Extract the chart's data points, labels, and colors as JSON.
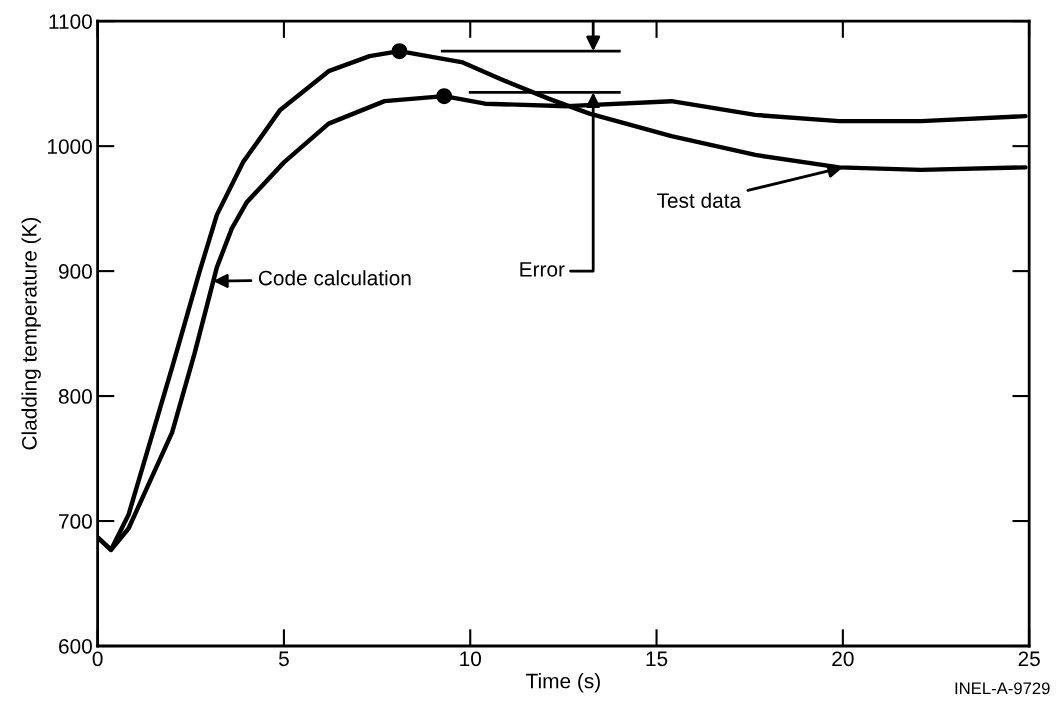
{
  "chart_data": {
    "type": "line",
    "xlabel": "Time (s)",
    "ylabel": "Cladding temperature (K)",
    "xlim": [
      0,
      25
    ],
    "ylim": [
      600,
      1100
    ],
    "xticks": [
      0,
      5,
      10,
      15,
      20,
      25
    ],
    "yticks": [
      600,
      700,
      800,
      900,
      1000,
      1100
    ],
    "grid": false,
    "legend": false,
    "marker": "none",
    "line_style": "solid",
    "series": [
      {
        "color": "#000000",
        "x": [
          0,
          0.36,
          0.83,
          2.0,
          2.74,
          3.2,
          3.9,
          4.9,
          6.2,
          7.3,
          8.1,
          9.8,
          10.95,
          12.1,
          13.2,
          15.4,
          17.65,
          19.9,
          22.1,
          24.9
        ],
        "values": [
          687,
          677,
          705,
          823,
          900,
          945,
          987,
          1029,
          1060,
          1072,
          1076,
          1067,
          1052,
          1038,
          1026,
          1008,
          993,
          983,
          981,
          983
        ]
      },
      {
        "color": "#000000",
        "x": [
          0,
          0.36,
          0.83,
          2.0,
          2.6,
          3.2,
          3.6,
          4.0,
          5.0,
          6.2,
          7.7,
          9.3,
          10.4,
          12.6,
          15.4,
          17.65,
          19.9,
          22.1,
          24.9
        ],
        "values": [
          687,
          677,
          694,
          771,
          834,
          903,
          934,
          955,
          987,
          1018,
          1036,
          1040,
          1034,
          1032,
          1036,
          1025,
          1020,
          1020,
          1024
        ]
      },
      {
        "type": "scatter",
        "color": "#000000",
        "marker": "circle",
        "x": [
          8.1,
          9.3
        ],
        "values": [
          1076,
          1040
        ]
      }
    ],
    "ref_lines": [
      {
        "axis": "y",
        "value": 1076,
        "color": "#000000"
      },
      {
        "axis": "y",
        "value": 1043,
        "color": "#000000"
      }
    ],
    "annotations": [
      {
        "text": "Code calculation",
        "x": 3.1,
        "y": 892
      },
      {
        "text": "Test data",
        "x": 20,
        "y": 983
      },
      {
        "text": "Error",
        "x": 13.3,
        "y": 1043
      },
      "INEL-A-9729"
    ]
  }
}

* * *

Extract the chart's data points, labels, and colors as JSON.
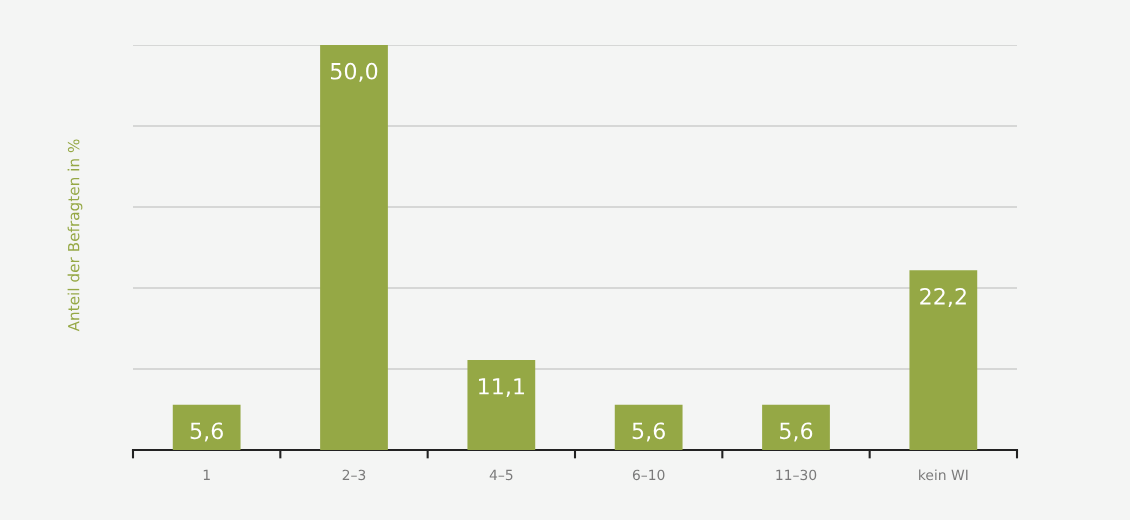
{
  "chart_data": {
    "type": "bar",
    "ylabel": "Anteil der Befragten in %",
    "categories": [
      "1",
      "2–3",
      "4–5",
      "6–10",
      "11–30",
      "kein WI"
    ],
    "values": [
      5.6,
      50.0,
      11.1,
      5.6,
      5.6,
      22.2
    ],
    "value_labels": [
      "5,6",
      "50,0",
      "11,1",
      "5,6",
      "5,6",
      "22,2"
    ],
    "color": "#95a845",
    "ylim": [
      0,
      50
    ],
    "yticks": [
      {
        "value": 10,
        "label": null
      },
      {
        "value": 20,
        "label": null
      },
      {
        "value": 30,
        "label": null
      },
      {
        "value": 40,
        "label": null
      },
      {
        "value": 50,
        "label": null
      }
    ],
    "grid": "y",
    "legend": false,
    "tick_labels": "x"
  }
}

- _Exercise_
Copy each line of the preceding data that contains the string "text".

- _Written solution_
        "text": "Code calculation",
        "text": "Test data",
        "text": "Error",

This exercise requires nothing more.